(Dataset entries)

....

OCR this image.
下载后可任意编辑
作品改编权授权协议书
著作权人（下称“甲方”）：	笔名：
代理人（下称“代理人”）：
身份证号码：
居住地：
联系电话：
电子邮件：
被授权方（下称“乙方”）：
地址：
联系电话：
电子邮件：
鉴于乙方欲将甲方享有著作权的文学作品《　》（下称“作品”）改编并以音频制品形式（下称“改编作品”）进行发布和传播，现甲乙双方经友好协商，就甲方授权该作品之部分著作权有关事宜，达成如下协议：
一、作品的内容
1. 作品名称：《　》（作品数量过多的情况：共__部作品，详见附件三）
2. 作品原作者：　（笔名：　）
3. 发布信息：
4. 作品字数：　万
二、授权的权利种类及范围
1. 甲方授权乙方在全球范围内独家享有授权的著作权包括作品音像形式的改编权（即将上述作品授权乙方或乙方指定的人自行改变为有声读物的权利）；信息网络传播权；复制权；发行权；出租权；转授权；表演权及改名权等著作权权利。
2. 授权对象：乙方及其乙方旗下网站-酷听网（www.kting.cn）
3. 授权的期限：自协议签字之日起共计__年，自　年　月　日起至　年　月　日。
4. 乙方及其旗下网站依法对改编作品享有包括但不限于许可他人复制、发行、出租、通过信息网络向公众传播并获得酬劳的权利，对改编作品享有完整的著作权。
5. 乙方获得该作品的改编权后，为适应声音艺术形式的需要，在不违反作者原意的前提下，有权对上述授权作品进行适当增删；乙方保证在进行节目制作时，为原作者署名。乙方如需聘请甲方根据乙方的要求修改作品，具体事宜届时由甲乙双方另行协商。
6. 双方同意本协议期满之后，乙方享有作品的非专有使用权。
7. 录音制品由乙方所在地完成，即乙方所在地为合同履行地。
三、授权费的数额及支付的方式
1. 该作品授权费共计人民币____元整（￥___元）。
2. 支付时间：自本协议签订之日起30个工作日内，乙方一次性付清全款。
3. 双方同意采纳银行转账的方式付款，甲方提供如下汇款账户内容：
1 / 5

....

Task details. Reproduce each record exactly, leaving nothing out.

The reply.
OCR this image.
下载后可任意编辑
作品改编权授权协议书
著作权人（下称“甲方”）：	笔名：
代理人（下称“代理人”）：
身份证号码：
居住地：
联系电话：
电子邮件：
被授权方（下称“乙方”）：
地址：
联系电话：
电子邮件：
鉴于乙方欲将甲方享有著作权的文学作品《　》（下称“作品”）改编并以音频制品形式（下称“改编作品”）进行发布和传播，现甲乙双方经友好协商，就甲方授权该作品之部分著作权有关事宜，达成如下协议：
一、作品的内容
1. 作品名称：《　》（作品数量过多的情况：共__部作品，详见附件三）
2. 作品原作者：　（笔名：　）
3. 发布信息：
4. 作品字数：　万
二、授权的权利种类及范围
1. 甲方授权乙方在全球范围内独家享有授权的著作权包括作品音像形式的改编权（即将上述作品授权乙方或乙方指定的人自行改变为有声读物的权利）；信息网络传播权；复制权；发行权；出租权；转授权；表演权及改名权等著作权权利。
2. 授权对象：乙方及其乙方旗下网站-酷听网（www.kting.cn）
3. 授权的期限：自协议签字之日起共计__年，自　年　月　日起至　年　月　日。
4. 乙方及其旗下网站依法对改编作品享有包括但不限于许可他人复制、发行、出租、通过信息网络向公众传播并获得酬劳的权利，对改编作品享有完整的著作权。
5. 乙方获得该作品的改编权后，为适应声音艺术形式的需要，在不违反作者原意的前提下，有权对上述授权作品进行适当增删；乙方保证在进行节目制作时，为原作者署名。乙方如需聘请甲方根据乙方的要求修改作品，具体事宜届时由甲乙双方另行协商。
6. 双方同意本协议期满之后，乙方享有作品的非专有使用权。
7. 录音制品由乙方所在地完成，即乙方所在地为合同履行地。
三、授权费的数额及支付的方式
1. 该作品授权费共计人民币____元整（￥___元）。
2. 支付时间：自本协议签订之日起30个工作日内，乙方一次性付清全款。
3. 双方同意采纳银行转账的方式付款，甲方提供如下汇款账户内容：
1 / 5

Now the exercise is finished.